■ **Data to use**
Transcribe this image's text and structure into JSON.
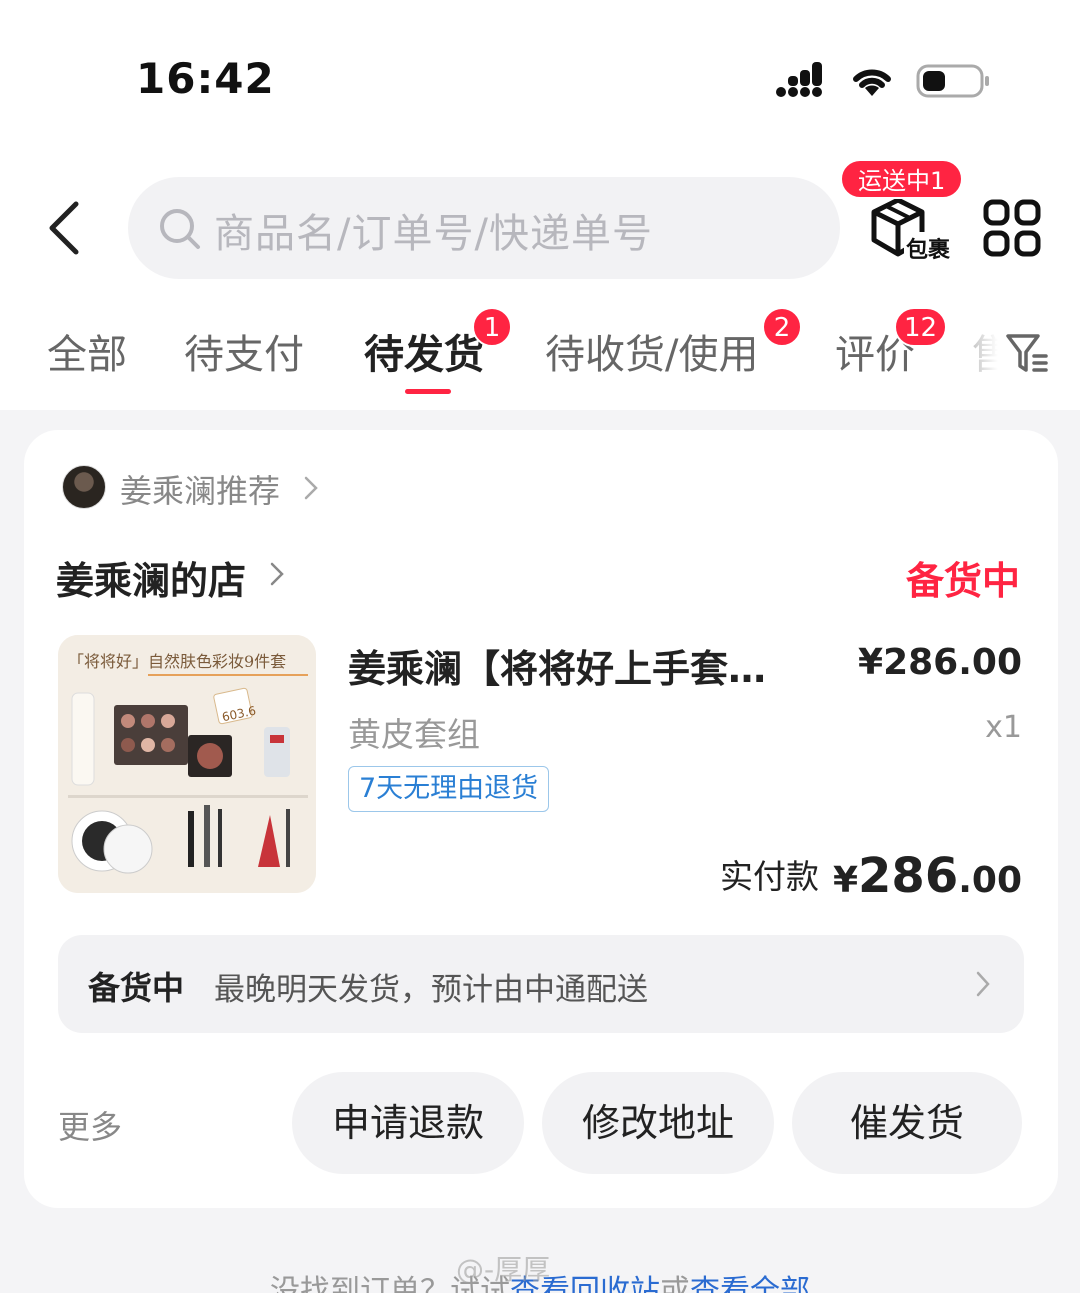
{
  "status_bar": {
    "time": "16:42"
  },
  "header": {
    "search_placeholder": "商品名/订单号/快递单号",
    "package_label": "包裹",
    "shipping_badge": "运送中1"
  },
  "tabs": [
    {
      "label": "全部"
    },
    {
      "label": "待支付"
    },
    {
      "label": "待发货",
      "badge": "1",
      "active": true
    },
    {
      "label": "待收货/使用",
      "badge": "2"
    },
    {
      "label": "评价",
      "badge": "12"
    },
    {
      "label": "售"
    }
  ],
  "order": {
    "recommender": "姜乘澜推荐",
    "shop_name": "姜乘澜的店",
    "status": "备货中",
    "product": {
      "title": "姜乘澜【将将好上手套…",
      "price": "¥286.00",
      "variant": "黄皮套组",
      "quantity": "x1",
      "tag": "7天无理由退货",
      "image_text": {
        "headline": "「将将好」自然肤色彩妆9件套",
        "price_tag": "603.6"
      }
    },
    "paid": {
      "label": "实付款",
      "currency": "¥",
      "integer": "286",
      "decimal": ".00"
    },
    "delivery": {
      "status": "备货中",
      "info": "最晚明天发货，预计由中通配送"
    },
    "actions": {
      "more": "更多",
      "refund": "申请退款",
      "change_address": "修改地址",
      "urge": "催发货"
    }
  },
  "footer": {
    "prefix": "没找到订单？试试",
    "link_recycle": "查看回收站",
    "middle": "或",
    "link_all": "查看全部"
  },
  "watermark": "@-厚厚"
}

■ **Task**
Repeat all the data as it stands, dropping any images it holds.

■ **Response to the task**
Transcribe this image's text and structure into JSON.
{
  "status_bar": {
    "time": "16:42"
  },
  "header": {
    "search_placeholder": "商品名/订单号/快递单号",
    "package_label": "包裹",
    "shipping_badge": "运送中1"
  },
  "tabs": [
    {
      "label": "全部"
    },
    {
      "label": "待支付"
    },
    {
      "label": "待发货",
      "badge": "1",
      "active": true
    },
    {
      "label": "待收货/使用",
      "badge": "2"
    },
    {
      "label": "评价",
      "badge": "12"
    },
    {
      "label": "售"
    }
  ],
  "order": {
    "recommender": "姜乘澜推荐",
    "shop_name": "姜乘澜的店",
    "status": "备货中",
    "product": {
      "title": "姜乘澜【将将好上手套…",
      "price": "¥286.00",
      "variant": "黄皮套组",
      "quantity": "x1",
      "tag": "7天无理由退货",
      "image_text": {
        "headline": "「将将好」自然肤色彩妆9件套",
        "price_tag": "603.6"
      }
    },
    "paid": {
      "label": "实付款",
      "currency": "¥",
      "integer": "286",
      "decimal": ".00"
    },
    "delivery": {
      "status": "备货中",
      "info": "最晚明天发货，预计由中通配送"
    },
    "actions": {
      "more": "更多",
      "refund": "申请退款",
      "change_address": "修改地址",
      "urge": "催发货"
    }
  },
  "footer": {
    "prefix": "没找到订单？试试",
    "link_recycle": "查看回收站",
    "middle": "或",
    "link_all": "查看全部"
  },
  "watermark": "@-厚厚"
}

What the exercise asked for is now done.